** Start of Extracted information **

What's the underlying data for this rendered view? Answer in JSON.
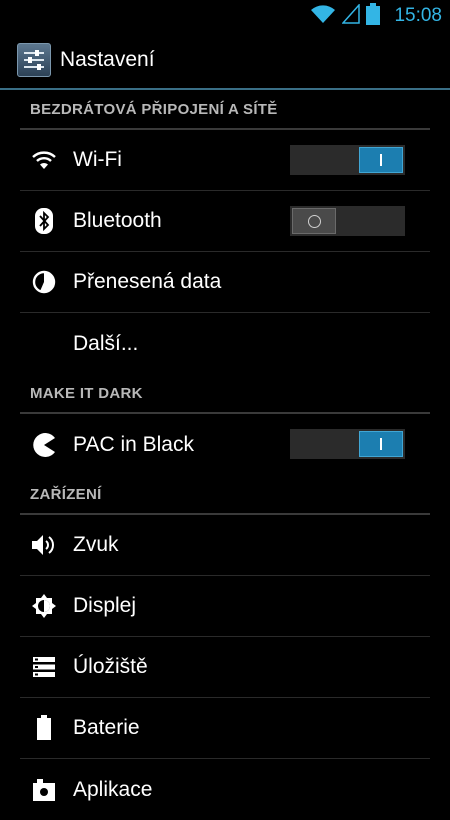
{
  "status_bar": {
    "time": "15:08",
    "accent": "#33b5e5"
  },
  "action_bar": {
    "title": "Nastavení",
    "icon": "settings-sliders-icon"
  },
  "sections": [
    {
      "label": "BEZDRÁTOVÁ PŘIPOJENÍ A SÍTĚ",
      "items": [
        {
          "label": "Wi-Fi",
          "icon": "wifi-icon",
          "toggle": "on"
        },
        {
          "label": "Bluetooth",
          "icon": "bluetooth-icon",
          "toggle": "off"
        },
        {
          "label": "Přenesená data",
          "icon": "data-usage-icon"
        },
        {
          "label": "Další...",
          "icon": ""
        }
      ]
    },
    {
      "label": "MAKE IT DARK",
      "items": [
        {
          "label": "PAC in Black",
          "icon": "pacman-icon",
          "toggle": "on"
        }
      ]
    },
    {
      "label": "ZAŘÍZENÍ",
      "items": [
        {
          "label": "Zvuk",
          "icon": "sound-icon"
        },
        {
          "label": "Displej",
          "icon": "brightness-icon"
        },
        {
          "label": "Úložiště",
          "icon": "storage-icon"
        },
        {
          "label": "Baterie",
          "icon": "battery-icon"
        },
        {
          "label": "Aplikace",
          "icon": "apps-icon"
        }
      ]
    }
  ]
}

** End of Extracted information **

__Exercise__: Leave out the pictures and give the listing above again exactly.

__Finished answer__:
What's the underlying data for this rendered view? Answer in JSON.
{
  "status_bar": {
    "time": "15:08",
    "accent": "#33b5e5"
  },
  "action_bar": {
    "title": "Nastavení",
    "icon": "settings-sliders-icon"
  },
  "sections": [
    {
      "label": "BEZDRÁTOVÁ PŘIPOJENÍ A SÍTĚ",
      "items": [
        {
          "label": "Wi-Fi",
          "icon": "wifi-icon",
          "toggle": "on"
        },
        {
          "label": "Bluetooth",
          "icon": "bluetooth-icon",
          "toggle": "off"
        },
        {
          "label": "Přenesená data",
          "icon": "data-usage-icon"
        },
        {
          "label": "Další...",
          "icon": ""
        }
      ]
    },
    {
      "label": "MAKE IT DARK",
      "items": [
        {
          "label": "PAC in Black",
          "icon": "pacman-icon",
          "toggle": "on"
        }
      ]
    },
    {
      "label": "ZAŘÍZENÍ",
      "items": [
        {
          "label": "Zvuk",
          "icon": "sound-icon"
        },
        {
          "label": "Displej",
          "icon": "brightness-icon"
        },
        {
          "label": "Úložiště",
          "icon": "storage-icon"
        },
        {
          "label": "Baterie",
          "icon": "battery-icon"
        },
        {
          "label": "Aplikace",
          "icon": "apps-icon"
        }
      ]
    }
  ]
}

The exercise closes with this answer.